_The problem_:
From the entries below, copy out every line with "delle" in it.

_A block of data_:
━━━━━━

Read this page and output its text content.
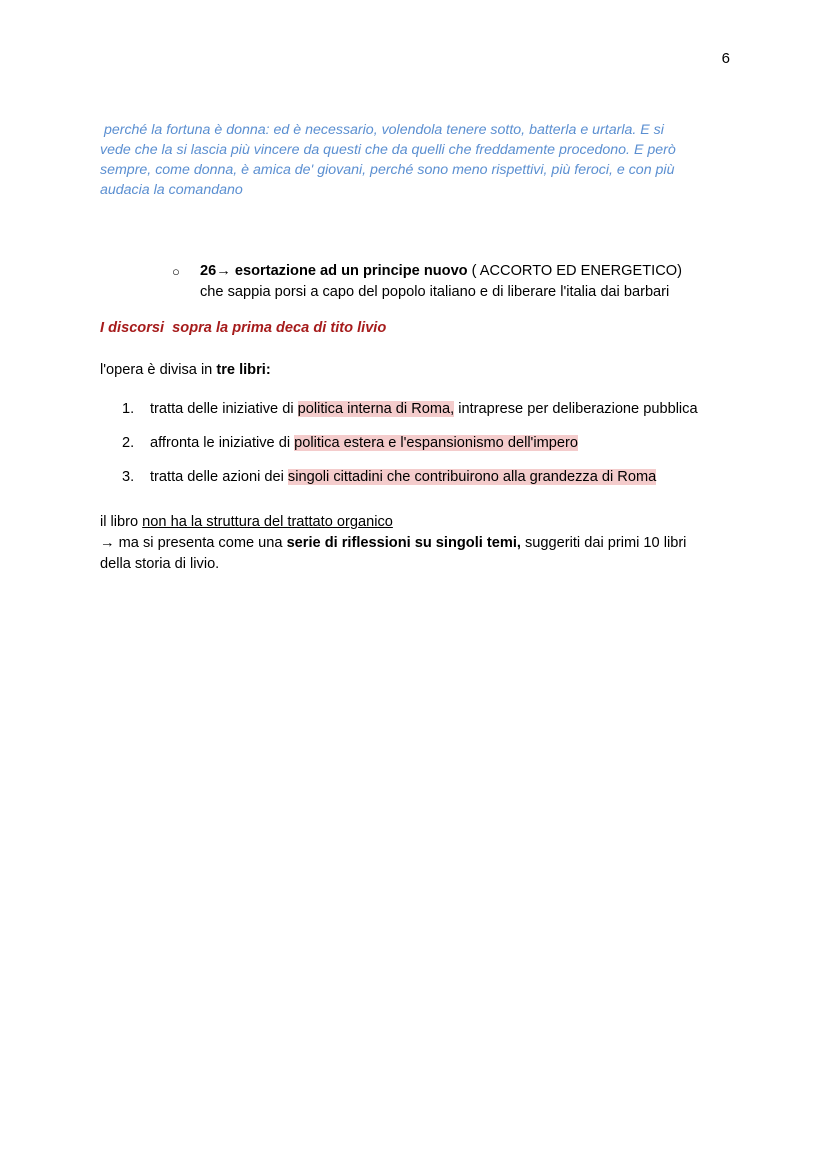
6

perché la fortuna è donna: ed è necessario, volendola tenere sotto, batterla e urtarla. E si

vede che la si lascia più vincere da questi che da quelli che freddamente procedono. E però

sempre, come donna, è amica de' giovani, perché sono meno rispettivi, più feroci, e con più

audacia la comandano

○	26→ esortazione ad un principe nuovo ( ACCORTO ED ENERGETICO)
che sappia porsi a capo del popolo italiano e di liberare l'italia dai barbari
I discorsi  sopra la prima deca di tito livio
l'opera è divisa in tre libri:
1.	tratta delle iniziative di politica interna di Roma, intraprese per deliberazione pubblica
2.	affronta le iniziative di politica estera e l'espansionismo dell'impero
3.	tratta delle azioni dei singoli cittadini che contribuirono alla grandezza di Roma

il libro non ha la struttura del trattato organico

→ ma si presenta come una serie di riflessioni su singoli temi, suggeriti dai primi 10 libri

della storia di livio.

━━━━━━

_Result_:
1.	tratta delle iniziative di politica interna di Roma, intraprese per deliberazione pubblica
3.	tratta delle azioni dei singoli cittadini che contribuirono alla grandezza di Roma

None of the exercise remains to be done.